Your goal
Could you copy every line from the material below in which "Space" appears?
** Start of Extracted data **
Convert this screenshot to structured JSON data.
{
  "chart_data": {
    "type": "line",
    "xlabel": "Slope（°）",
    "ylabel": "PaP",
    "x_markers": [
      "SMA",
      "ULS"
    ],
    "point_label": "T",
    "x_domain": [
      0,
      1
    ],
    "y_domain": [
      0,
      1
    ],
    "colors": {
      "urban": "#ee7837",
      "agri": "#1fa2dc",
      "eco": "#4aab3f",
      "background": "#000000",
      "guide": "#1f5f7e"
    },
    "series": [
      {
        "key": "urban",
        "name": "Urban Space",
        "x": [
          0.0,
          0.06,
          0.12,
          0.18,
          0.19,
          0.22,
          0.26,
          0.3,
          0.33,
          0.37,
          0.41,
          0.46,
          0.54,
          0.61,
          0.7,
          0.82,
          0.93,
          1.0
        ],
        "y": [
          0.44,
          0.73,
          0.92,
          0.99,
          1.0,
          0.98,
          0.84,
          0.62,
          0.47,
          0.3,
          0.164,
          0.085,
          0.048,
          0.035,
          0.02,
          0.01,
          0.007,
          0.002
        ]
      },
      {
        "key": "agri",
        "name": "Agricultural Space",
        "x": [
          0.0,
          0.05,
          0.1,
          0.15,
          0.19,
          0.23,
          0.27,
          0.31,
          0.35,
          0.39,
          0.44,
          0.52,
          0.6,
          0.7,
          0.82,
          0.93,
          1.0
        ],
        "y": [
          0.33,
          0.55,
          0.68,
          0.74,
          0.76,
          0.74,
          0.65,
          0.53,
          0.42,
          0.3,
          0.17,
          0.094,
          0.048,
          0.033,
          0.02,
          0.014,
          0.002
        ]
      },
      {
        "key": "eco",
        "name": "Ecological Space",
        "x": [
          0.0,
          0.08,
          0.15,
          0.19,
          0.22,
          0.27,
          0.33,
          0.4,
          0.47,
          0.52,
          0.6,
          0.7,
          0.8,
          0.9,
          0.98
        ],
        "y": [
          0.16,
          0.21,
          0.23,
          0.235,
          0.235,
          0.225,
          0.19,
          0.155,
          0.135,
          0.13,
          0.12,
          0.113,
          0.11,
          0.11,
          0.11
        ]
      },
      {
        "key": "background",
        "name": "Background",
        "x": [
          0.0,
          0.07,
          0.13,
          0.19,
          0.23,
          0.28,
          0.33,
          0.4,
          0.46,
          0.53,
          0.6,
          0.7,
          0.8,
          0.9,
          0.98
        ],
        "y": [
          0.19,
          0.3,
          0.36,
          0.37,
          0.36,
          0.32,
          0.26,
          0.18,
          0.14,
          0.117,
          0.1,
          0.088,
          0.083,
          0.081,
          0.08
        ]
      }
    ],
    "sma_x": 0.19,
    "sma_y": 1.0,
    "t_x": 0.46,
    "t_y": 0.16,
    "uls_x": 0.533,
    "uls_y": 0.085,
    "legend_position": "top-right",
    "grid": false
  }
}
** End of Extracted data **
Task response
        "name": "Urban Space",
        "name": "Agricultural Space",
        "name": "Ecological Space",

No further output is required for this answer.